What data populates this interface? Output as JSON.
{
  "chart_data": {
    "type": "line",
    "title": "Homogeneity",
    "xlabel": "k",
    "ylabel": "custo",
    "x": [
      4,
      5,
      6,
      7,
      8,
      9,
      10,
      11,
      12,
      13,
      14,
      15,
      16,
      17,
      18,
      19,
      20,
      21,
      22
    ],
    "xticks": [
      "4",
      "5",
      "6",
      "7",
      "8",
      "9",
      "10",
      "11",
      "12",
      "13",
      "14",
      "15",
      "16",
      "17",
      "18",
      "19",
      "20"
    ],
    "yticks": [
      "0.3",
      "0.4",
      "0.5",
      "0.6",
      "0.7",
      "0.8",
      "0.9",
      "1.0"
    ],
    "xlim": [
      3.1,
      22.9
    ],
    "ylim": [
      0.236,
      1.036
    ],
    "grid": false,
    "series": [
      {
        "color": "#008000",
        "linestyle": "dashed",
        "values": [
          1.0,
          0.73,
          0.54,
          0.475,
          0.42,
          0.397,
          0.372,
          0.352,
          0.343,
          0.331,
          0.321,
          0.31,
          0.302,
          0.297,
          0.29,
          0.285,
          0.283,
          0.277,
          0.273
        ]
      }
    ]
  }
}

:::::

**TASK DETAILS**
Nothing in the data may differ; print all of it exactly as written.

**RESPONSE BELOW**
What data populates this interface? Output as JSON.
{
  "chart_data": {
    "type": "line",
    "title": "Homogeneity",
    "xlabel": "k",
    "ylabel": "custo",
    "x": [
      4,
      5,
      6,
      7,
      8,
      9,
      10,
      11,
      12,
      13,
      14,
      15,
      16,
      17,
      18,
      19,
      20,
      21,
      22
    ],
    "xticks": [
      "4",
      "5",
      "6",
      "7",
      "8",
      "9",
      "10",
      "11",
      "12",
      "13",
      "14",
      "15",
      "16",
      "17",
      "18",
      "19",
      "20"
    ],
    "yticks": [
      "0.3",
      "0.4",
      "0.5",
      "0.6",
      "0.7",
      "0.8",
      "0.9",
      "1.0"
    ],
    "xlim": [
      3.1,
      22.9
    ],
    "ylim": [
      0.236,
      1.036
    ],
    "grid": false,
    "series": [
      {
        "color": "#008000",
        "linestyle": "dashed",
        "values": [
          1.0,
          0.73,
          0.54,
          0.475,
          0.42,
          0.397,
          0.372,
          0.352,
          0.343,
          0.331,
          0.321,
          0.31,
          0.302,
          0.297,
          0.29,
          0.285,
          0.283,
          0.277,
          0.273
        ]
      }
    ]
  }
}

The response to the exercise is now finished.